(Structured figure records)
※ ※ ※
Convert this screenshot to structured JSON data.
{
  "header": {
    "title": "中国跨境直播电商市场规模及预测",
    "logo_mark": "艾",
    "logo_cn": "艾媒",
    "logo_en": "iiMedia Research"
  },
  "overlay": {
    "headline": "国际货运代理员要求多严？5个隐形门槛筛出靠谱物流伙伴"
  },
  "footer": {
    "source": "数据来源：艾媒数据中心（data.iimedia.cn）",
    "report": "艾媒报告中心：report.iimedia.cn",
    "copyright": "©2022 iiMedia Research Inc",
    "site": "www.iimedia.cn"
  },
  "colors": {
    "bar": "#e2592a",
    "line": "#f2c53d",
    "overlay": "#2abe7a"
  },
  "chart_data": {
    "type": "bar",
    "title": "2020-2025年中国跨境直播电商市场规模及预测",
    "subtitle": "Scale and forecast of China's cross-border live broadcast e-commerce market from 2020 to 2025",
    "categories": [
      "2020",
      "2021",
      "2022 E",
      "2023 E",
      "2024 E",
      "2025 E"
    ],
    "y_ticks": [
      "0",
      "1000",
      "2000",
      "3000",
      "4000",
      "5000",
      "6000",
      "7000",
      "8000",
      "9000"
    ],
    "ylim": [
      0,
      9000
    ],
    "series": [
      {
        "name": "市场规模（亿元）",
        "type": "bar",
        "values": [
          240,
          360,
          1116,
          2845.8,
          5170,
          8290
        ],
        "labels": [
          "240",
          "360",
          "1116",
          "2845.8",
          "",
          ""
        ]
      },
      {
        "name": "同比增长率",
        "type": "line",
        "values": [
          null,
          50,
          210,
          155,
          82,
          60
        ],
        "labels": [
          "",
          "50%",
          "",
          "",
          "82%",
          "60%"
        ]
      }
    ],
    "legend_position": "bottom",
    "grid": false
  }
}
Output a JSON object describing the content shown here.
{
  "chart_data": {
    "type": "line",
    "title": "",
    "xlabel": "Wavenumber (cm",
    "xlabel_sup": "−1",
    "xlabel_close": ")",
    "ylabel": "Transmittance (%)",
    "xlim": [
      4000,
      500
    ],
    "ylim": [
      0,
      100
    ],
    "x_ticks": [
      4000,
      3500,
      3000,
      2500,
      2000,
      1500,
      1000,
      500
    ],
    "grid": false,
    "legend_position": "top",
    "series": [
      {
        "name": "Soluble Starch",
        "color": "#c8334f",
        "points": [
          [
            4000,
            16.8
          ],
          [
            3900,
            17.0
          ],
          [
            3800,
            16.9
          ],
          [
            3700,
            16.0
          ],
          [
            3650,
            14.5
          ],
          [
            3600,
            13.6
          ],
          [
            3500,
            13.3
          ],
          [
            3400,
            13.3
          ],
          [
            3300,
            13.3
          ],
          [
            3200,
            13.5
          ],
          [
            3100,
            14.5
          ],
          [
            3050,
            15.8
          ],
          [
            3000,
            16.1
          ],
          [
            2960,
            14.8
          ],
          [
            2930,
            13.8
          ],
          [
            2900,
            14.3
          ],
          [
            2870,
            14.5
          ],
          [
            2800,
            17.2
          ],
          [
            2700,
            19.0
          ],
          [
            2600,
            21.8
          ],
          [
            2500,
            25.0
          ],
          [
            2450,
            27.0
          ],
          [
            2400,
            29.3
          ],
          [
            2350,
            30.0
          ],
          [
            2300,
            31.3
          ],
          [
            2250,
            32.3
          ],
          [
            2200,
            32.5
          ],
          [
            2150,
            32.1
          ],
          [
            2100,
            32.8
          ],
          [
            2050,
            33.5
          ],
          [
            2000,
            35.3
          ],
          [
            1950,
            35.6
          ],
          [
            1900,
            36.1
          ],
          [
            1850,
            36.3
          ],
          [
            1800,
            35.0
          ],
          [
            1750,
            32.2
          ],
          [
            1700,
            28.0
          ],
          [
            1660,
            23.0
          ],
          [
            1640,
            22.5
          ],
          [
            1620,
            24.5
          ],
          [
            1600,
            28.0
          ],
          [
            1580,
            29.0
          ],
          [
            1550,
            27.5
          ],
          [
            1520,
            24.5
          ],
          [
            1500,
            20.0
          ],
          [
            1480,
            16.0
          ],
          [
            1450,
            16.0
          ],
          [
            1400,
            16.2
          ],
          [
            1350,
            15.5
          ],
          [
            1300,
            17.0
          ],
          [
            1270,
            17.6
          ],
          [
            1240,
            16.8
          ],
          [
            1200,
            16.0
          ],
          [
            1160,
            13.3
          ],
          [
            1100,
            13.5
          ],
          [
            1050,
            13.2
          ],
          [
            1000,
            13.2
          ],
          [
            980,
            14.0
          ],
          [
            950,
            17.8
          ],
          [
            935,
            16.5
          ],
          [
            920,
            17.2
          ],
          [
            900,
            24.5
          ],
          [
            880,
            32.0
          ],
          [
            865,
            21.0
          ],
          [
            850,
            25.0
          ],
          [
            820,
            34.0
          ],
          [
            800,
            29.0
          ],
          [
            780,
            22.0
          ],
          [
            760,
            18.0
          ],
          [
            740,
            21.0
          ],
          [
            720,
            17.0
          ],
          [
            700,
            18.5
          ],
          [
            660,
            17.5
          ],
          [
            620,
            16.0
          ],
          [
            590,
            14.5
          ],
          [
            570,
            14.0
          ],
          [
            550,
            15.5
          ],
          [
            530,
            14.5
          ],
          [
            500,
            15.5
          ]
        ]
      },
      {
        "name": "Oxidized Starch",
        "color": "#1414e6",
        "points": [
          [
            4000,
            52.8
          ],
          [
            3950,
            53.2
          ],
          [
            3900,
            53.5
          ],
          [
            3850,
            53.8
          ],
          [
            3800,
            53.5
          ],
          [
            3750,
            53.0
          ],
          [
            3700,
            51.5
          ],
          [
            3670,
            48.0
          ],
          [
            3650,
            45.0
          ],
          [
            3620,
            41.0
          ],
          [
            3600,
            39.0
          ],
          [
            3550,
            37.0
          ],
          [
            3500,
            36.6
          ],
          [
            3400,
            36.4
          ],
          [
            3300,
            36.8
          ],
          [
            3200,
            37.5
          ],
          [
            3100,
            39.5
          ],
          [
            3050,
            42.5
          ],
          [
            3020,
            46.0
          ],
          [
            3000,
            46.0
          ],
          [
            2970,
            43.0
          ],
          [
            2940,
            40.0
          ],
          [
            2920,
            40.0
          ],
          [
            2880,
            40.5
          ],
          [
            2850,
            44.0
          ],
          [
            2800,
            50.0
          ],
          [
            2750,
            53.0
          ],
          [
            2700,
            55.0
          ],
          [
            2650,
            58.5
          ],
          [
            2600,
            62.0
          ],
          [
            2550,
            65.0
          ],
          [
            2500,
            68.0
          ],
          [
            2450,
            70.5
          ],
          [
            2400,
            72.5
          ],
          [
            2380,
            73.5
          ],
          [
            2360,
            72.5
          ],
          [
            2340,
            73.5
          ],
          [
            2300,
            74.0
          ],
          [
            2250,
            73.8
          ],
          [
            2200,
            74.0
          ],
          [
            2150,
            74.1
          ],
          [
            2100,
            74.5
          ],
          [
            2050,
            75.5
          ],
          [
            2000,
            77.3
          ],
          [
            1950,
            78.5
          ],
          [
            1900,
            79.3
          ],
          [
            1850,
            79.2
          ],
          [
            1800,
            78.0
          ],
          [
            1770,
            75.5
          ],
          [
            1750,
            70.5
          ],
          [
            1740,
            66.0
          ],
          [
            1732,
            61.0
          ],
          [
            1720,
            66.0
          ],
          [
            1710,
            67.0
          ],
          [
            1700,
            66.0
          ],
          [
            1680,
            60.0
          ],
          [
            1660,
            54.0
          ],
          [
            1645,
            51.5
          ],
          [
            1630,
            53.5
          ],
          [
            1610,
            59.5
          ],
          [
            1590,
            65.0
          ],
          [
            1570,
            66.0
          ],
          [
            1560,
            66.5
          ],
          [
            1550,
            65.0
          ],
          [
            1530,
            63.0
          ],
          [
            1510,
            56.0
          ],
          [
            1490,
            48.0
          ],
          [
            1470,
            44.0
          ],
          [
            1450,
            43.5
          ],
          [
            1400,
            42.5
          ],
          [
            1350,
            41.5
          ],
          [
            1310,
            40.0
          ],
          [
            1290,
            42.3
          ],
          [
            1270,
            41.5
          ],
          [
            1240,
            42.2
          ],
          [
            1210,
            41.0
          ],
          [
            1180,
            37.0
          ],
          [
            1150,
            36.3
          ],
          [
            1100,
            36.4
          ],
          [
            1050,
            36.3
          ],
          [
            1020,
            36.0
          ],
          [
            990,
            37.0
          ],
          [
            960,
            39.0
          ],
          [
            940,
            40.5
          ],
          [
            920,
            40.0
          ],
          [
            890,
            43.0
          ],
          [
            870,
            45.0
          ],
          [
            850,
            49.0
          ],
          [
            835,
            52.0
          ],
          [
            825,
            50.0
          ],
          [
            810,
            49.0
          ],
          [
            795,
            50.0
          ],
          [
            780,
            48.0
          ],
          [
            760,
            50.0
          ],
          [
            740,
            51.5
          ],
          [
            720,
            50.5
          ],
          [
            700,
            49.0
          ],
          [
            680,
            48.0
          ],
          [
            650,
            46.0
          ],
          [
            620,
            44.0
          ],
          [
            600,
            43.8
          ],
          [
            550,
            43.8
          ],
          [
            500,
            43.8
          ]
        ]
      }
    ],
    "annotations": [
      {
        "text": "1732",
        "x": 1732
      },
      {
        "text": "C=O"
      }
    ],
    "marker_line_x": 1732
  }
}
※ ※ ※
## Exercise instructions
Using the listing above, say how many of its lines contain the string "Starch", giving nothing but the figure.

## Reply to the exercise
2